▶ **What needs to be done**:
Find how many lines contain the word "moment" and state that number alone.
——
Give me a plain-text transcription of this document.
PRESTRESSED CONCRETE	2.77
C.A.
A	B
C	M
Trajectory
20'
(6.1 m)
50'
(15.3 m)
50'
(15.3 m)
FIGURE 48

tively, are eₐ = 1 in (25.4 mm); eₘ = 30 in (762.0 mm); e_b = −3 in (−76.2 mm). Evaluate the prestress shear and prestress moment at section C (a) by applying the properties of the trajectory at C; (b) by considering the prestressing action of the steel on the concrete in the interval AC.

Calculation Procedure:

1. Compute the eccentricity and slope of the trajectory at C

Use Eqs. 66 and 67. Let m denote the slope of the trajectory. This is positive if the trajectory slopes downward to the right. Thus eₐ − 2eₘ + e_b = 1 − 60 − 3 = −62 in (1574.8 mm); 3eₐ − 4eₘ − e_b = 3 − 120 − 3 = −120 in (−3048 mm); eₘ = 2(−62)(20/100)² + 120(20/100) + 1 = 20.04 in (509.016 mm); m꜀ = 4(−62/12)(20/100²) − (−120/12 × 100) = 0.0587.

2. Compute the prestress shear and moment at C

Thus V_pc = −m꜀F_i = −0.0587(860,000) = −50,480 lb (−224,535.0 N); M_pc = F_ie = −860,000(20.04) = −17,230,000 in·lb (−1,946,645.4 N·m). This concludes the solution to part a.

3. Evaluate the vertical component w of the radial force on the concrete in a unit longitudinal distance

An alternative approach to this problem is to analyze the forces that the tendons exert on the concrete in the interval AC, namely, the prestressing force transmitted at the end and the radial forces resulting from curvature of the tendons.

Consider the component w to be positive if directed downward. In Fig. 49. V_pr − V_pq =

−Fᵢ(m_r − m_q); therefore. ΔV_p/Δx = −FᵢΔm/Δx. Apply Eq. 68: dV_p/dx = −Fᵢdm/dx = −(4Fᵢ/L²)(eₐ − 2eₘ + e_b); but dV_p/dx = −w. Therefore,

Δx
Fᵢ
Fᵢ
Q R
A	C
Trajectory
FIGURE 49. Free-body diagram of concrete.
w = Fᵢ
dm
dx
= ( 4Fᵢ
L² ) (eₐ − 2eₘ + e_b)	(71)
——
▶ **Correct answer**:
2